YOUR OBJECTIVE
Check each line of the material below for "sire". Report how many have it, with no other words.

DATASET ROWS
· · ·

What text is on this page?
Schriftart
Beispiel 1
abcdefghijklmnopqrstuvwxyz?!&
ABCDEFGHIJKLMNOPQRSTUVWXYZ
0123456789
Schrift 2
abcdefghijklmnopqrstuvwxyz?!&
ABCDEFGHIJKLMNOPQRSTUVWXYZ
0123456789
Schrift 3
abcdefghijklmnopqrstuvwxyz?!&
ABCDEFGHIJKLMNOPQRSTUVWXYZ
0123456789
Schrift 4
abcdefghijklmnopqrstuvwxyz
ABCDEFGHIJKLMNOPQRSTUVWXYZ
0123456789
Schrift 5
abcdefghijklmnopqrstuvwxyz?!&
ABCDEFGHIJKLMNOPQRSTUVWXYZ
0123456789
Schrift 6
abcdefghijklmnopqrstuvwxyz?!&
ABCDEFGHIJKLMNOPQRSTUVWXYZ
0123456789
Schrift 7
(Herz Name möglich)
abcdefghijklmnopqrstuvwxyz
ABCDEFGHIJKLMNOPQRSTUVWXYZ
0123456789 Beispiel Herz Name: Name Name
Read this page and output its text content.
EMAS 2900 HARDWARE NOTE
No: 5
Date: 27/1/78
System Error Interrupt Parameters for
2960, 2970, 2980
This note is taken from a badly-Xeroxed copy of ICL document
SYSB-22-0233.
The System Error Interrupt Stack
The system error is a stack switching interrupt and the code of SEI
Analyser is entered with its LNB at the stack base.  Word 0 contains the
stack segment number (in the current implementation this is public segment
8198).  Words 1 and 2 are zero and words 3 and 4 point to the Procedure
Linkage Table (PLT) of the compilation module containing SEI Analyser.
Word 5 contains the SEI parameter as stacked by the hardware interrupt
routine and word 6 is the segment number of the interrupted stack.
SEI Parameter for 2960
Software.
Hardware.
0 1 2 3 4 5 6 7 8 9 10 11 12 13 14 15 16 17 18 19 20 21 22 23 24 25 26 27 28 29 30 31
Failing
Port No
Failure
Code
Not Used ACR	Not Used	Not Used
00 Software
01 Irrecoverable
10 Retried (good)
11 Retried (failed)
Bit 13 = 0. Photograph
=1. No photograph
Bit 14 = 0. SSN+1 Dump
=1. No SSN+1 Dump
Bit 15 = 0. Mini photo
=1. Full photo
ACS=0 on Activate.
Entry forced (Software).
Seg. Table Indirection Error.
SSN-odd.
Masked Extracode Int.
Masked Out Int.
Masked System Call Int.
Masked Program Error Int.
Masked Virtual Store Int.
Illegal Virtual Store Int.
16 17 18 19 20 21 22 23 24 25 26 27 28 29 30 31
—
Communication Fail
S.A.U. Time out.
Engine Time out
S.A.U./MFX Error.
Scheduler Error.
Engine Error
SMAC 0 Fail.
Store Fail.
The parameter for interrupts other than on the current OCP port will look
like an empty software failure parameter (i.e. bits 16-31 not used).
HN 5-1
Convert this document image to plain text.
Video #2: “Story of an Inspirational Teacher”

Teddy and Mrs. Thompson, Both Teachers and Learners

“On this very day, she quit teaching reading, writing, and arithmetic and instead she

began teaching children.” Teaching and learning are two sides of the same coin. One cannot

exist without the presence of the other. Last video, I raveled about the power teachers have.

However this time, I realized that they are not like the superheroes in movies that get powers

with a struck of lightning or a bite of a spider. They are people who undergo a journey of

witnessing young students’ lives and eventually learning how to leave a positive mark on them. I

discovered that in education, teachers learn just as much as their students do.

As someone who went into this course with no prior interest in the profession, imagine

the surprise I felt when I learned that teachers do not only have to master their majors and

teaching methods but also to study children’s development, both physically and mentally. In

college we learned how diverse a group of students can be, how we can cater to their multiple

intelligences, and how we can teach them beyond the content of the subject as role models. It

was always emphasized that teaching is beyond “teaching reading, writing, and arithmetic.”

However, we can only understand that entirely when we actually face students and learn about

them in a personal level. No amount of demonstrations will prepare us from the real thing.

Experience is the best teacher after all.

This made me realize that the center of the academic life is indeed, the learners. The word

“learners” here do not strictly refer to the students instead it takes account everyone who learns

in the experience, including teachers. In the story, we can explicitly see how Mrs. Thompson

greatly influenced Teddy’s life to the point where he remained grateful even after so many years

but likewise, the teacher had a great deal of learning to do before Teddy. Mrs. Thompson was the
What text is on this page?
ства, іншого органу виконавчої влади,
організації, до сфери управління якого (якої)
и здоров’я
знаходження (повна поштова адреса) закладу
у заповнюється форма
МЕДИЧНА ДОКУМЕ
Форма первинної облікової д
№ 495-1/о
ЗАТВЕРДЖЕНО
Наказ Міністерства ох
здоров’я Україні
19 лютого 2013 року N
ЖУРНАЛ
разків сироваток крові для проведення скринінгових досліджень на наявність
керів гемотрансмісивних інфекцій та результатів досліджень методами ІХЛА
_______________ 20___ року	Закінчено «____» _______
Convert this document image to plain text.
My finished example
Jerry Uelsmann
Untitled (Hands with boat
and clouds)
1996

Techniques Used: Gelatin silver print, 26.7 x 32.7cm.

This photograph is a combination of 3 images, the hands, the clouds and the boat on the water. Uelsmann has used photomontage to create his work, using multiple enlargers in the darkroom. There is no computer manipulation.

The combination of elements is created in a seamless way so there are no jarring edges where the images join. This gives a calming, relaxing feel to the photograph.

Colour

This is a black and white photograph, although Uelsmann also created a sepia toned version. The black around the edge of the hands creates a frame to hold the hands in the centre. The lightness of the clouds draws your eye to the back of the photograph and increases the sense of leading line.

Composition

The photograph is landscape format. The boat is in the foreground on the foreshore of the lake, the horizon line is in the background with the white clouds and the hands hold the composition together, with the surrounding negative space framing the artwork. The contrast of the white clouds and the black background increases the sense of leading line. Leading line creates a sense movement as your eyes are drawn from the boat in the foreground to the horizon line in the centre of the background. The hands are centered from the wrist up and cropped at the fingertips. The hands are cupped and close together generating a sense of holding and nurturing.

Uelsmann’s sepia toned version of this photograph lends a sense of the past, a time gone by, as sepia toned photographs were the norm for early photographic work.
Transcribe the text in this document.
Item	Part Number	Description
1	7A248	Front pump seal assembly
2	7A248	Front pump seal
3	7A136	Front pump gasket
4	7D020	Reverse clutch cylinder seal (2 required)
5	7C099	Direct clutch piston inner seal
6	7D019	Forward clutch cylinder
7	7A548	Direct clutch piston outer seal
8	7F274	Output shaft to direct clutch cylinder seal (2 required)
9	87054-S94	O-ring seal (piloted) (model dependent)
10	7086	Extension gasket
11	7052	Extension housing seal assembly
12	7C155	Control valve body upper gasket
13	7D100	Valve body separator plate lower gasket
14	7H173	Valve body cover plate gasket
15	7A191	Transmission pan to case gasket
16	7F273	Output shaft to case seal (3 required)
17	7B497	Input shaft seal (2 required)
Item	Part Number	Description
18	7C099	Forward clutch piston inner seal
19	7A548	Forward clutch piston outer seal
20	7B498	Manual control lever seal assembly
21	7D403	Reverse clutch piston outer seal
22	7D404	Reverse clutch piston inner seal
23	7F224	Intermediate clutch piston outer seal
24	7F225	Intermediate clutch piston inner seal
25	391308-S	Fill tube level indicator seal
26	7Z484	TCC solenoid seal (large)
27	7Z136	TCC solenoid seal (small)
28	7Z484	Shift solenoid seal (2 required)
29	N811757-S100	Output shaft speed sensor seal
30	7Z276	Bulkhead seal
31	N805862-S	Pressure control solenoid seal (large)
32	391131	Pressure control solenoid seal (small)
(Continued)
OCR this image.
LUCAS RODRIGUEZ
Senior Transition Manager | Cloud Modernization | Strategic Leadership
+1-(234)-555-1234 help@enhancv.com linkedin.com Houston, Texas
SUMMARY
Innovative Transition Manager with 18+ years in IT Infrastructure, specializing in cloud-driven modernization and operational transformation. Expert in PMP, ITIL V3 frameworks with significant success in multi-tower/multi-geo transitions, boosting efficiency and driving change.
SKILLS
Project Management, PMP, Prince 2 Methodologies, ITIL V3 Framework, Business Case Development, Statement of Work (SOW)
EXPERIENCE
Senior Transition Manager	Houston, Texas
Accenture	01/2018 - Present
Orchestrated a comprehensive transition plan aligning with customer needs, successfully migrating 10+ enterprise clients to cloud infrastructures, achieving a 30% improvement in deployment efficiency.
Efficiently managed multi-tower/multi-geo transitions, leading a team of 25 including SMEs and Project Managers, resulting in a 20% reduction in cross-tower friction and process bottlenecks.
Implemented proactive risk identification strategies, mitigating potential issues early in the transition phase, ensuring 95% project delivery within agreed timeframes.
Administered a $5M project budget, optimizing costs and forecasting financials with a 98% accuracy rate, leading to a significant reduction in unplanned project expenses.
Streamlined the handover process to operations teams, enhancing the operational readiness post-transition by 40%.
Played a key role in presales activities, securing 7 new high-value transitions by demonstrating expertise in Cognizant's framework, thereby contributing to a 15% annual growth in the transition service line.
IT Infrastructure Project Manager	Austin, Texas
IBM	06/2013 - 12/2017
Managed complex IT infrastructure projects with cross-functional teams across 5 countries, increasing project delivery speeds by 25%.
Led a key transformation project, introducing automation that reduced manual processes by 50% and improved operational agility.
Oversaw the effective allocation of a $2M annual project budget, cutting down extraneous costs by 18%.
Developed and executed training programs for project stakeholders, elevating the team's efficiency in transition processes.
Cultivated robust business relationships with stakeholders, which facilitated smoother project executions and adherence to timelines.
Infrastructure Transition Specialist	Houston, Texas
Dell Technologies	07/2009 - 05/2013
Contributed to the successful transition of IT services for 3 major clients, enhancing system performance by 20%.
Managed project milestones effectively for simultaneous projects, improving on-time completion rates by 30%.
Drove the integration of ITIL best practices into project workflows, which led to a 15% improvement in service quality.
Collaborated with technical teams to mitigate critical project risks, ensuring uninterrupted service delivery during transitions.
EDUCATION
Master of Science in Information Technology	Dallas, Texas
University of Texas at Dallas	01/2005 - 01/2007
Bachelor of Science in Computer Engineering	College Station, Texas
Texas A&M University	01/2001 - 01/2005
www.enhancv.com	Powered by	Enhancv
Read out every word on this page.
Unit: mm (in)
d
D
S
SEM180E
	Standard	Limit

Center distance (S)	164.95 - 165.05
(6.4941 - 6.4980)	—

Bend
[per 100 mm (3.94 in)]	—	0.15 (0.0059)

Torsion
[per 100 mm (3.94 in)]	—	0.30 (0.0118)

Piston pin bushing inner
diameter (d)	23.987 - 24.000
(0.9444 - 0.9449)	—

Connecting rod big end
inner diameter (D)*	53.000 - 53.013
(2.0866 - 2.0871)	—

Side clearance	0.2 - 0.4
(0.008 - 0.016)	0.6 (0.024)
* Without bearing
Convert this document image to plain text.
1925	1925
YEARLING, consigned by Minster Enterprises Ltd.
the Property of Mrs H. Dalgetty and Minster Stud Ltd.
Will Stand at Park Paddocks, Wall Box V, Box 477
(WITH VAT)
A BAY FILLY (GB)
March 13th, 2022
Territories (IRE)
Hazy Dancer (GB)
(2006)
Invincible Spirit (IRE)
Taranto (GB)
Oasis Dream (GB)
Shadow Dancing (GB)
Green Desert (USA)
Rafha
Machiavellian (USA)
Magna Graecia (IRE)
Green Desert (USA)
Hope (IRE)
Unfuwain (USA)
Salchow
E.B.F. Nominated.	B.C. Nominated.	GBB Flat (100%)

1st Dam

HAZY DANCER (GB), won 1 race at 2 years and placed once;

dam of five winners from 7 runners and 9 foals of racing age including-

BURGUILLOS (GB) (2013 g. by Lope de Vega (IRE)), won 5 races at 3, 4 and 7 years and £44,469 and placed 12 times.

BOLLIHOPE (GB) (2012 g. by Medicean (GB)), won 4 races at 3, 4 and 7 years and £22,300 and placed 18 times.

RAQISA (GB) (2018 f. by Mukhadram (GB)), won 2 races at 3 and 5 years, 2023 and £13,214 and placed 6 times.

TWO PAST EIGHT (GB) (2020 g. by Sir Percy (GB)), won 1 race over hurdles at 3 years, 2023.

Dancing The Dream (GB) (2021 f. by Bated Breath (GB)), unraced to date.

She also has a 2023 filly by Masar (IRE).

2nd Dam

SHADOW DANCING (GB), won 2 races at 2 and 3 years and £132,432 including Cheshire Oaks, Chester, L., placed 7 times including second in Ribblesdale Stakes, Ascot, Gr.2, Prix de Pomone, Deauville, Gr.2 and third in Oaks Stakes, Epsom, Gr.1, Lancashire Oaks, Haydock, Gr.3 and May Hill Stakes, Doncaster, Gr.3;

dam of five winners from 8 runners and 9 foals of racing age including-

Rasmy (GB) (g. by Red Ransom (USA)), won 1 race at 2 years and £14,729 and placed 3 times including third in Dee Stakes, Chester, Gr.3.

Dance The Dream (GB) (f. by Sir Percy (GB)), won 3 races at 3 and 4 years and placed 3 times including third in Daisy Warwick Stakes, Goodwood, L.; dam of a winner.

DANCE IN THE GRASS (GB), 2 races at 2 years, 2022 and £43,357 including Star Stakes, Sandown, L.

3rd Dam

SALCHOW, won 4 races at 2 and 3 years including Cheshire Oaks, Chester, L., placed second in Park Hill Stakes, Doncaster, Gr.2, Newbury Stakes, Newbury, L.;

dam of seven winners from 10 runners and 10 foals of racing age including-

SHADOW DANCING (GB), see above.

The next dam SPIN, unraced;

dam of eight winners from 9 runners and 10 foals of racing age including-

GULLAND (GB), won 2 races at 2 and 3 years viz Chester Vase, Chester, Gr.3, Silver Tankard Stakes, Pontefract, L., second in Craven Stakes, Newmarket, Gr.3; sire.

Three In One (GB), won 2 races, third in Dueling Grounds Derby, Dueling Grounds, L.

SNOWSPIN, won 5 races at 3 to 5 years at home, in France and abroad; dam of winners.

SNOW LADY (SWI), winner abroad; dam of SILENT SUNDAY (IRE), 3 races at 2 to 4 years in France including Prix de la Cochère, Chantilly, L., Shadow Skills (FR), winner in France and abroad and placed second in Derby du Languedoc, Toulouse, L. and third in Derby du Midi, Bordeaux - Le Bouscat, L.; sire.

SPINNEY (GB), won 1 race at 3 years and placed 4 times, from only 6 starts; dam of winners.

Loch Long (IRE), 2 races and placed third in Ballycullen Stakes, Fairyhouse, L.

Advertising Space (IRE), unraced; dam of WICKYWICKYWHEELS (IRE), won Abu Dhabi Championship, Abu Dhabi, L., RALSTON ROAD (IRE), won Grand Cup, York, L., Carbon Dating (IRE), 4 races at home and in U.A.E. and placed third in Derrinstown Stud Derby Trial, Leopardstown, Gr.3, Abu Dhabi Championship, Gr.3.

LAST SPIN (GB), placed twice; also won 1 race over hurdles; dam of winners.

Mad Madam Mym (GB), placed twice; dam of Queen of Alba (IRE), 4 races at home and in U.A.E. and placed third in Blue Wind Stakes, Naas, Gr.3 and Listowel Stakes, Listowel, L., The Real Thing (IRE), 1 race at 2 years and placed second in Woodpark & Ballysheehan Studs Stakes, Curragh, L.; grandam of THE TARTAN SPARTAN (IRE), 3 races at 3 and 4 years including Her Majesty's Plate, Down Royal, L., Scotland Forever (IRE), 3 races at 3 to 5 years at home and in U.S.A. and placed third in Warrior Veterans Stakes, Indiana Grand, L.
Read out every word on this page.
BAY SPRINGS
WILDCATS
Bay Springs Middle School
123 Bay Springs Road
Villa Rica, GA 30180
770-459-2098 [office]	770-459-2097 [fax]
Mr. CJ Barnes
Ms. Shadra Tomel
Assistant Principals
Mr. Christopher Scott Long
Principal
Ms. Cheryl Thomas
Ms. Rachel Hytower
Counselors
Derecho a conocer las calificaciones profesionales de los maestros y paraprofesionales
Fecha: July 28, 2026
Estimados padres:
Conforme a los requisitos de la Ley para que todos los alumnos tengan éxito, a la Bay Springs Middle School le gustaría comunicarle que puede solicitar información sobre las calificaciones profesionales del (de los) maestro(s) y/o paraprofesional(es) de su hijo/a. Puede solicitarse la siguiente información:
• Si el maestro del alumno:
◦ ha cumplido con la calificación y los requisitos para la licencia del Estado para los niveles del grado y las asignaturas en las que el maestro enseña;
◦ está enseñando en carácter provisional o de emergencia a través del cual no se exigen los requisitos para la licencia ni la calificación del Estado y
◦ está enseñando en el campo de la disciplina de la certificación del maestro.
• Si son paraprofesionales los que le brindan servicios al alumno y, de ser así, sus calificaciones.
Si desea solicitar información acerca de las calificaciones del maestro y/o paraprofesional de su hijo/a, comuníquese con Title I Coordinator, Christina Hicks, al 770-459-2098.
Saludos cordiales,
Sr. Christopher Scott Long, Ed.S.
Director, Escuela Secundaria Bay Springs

· · ·

WRITTEN RESPONSE
2